• _STATED TASK_
Repeat the whole listing below, word for word.

• _MATERIAL PROVIDED_
★ ★ ★ ★ ★

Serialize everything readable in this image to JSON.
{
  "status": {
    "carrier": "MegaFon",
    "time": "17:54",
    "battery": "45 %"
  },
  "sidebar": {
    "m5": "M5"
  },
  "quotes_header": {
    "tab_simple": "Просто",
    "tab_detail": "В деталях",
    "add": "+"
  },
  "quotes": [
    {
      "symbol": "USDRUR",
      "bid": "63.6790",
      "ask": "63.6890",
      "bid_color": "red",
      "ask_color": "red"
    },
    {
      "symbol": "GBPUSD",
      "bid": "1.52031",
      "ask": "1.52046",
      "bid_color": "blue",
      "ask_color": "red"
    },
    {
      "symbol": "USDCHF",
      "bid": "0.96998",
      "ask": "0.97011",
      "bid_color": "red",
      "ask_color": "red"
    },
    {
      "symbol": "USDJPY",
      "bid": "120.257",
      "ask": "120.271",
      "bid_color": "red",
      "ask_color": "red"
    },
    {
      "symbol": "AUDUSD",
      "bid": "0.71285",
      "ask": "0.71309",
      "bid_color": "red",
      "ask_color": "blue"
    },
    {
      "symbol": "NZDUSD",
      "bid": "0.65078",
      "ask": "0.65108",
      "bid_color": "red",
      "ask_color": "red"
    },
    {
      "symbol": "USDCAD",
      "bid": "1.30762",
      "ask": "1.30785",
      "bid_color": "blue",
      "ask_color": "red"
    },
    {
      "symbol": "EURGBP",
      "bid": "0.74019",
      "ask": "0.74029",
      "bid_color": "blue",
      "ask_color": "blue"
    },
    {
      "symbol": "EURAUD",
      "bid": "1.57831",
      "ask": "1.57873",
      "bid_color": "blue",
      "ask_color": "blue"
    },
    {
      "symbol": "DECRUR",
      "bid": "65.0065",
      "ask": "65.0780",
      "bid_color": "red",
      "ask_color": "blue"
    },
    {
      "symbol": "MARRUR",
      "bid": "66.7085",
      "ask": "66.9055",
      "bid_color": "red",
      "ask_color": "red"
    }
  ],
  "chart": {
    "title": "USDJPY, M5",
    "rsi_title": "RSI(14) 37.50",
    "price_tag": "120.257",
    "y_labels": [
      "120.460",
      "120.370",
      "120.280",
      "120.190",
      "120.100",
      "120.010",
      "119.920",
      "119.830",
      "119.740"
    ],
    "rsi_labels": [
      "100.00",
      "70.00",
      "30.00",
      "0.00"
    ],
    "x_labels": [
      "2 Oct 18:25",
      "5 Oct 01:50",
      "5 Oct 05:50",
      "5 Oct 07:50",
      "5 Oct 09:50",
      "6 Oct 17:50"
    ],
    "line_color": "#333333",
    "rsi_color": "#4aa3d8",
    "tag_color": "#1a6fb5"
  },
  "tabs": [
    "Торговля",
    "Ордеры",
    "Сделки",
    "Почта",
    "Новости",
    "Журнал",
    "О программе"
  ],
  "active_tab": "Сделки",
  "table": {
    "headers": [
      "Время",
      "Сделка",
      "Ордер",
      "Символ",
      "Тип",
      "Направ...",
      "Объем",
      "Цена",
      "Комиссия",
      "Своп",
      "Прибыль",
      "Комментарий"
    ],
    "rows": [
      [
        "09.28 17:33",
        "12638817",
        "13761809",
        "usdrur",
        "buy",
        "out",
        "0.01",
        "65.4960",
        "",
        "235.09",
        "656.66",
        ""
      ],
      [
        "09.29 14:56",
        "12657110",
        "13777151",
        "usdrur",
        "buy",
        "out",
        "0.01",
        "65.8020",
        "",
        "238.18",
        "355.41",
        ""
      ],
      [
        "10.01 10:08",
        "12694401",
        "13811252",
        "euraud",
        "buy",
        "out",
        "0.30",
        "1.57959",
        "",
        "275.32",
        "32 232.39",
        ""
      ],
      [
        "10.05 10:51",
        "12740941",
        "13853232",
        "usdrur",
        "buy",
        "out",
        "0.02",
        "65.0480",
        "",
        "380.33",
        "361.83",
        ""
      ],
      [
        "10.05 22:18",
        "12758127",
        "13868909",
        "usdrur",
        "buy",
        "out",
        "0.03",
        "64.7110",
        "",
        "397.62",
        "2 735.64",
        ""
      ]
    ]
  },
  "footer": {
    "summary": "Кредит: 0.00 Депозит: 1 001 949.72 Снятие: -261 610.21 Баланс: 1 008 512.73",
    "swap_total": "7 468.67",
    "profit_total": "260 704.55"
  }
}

★ ★ ★ ★ ★

• _ANSWER TO THIS EXERCISE_
Serialize everything readable in this image to JSON.
{
  "status": {
    "carrier": "MegaFon",
    "time": "17:54",
    "battery": "45 %"
  },
  "sidebar": {
    "m5": "M5"
  },
  "quotes_header": {
    "tab_simple": "Просто",
    "tab_detail": "В деталях",
    "add": "+"
  },
  "quotes": [
    {
      "symbol": "USDRUR",
      "bid": "63.6790",
      "ask": "63.6890",
      "bid_color": "red",
      "ask_color": "red"
    },
    {
      "symbol": "GBPUSD",
      "bid": "1.52031",
      "ask": "1.52046",
      "bid_color": "blue",
      "ask_color": "red"
    },
    {
      "symbol": "USDCHF",
      "bid": "0.96998",
      "ask": "0.97011",
      "bid_color": "red",
      "ask_color": "red"
    },
    {
      "symbol": "USDJPY",
      "bid": "120.257",
      "ask": "120.271",
      "bid_color": "red",
      "ask_color": "red"
    },
    {
      "symbol": "AUDUSD",
      "bid": "0.71285",
      "ask": "0.71309",
      "bid_color": "red",
      "ask_color": "blue"
    },
    {
      "symbol": "NZDUSD",
      "bid": "0.65078",
      "ask": "0.65108",
      "bid_color": "red",
      "ask_color": "red"
    },
    {
      "symbol": "USDCAD",
      "bid": "1.30762",
      "ask": "1.30785",
      "bid_color": "blue",
      "ask_color": "red"
    },
    {
      "symbol": "EURGBP",
      "bid": "0.74019",
      "ask": "0.74029",
      "bid_color": "blue",
      "ask_color": "blue"
    },
    {
      "symbol": "EURAUD",
      "bid": "1.57831",
      "ask": "1.57873",
      "bid_color": "blue",
      "ask_color": "blue"
    },
    {
      "symbol": "DECRUR",
      "bid": "65.0065",
      "ask": "65.0780",
      "bid_color": "red",
      "ask_color": "blue"
    },
    {
      "symbol": "MARRUR",
      "bid": "66.7085",
      "ask": "66.9055",
      "bid_color": "red",
      "ask_color": "red"
    }
  ],
  "chart": {
    "title": "USDJPY, M5",
    "rsi_title": "RSI(14) 37.50",
    "price_tag": "120.257",
    "y_labels": [
      "120.460",
      "120.370",
      "120.280",
      "120.190",
      "120.100",
      "120.010",
      "119.920",
      "119.830",
      "119.740"
    ],
    "rsi_labels": [
      "100.00",
      "70.00",
      "30.00",
      "0.00"
    ],
    "x_labels": [
      "2 Oct 18:25",
      "5 Oct 01:50",
      "5 Oct 05:50",
      "5 Oct 07:50",
      "5 Oct 09:50",
      "6 Oct 17:50"
    ],
    "line_color": "#333333",
    "rsi_color": "#4aa3d8",
    "tag_color": "#1a6fb5"
  },
  "tabs": [
    "Торговля",
    "Ордеры",
    "Сделки",
    "Почта",
    "Новости",
    "Журнал",
    "О программе"
  ],
  "active_tab": "Сделки",
  "table": {
    "headers": [
      "Время",
      "Сделка",
      "Ордер",
      "Символ",
      "Тип",
      "Направ...",
      "Объем",
      "Цена",
      "Комиссия",
      "Своп",
      "Прибыль",
      "Комментарий"
    ],
    "rows": [
      [
        "09.28 17:33",
        "12638817",
        "13761809",
        "usdrur",
        "buy",
        "out",
        "0.01",
        "65.4960",
        "",
        "235.09",
        "656.66",
        ""
      ],
      [
        "09.29 14:56",
        "12657110",
        "13777151",
        "usdrur",
        "buy",
        "out",
        "0.01",
        "65.8020",
        "",
        "238.18",
        "355.41",
        ""
      ],
      [
        "10.01 10:08",
        "12694401",
        "13811252",
        "euraud",
        "buy",
        "out",
        "0.30",
        "1.57959",
        "",
        "275.32",
        "32 232.39",
        ""
      ],
      [
        "10.05 10:51",
        "12740941",
        "13853232",
        "usdrur",
        "buy",
        "out",
        "0.02",
        "65.0480",
        "",
        "380.33",
        "361.83",
        ""
      ],
      [
        "10.05 22:18",
        "12758127",
        "13868909",
        "usdrur",
        "buy",
        "out",
        "0.03",
        "64.7110",
        "",
        "397.62",
        "2 735.64",
        ""
      ]
    ]
  },
  "footer": {
    "summary": "Кредит: 0.00 Депозит: 1 001 949.72 Снятие: -261 610.21 Баланс: 1 008 512.73",
    "swap_total": "7 468.67",
    "profit_total": "260 704.55"
  }
}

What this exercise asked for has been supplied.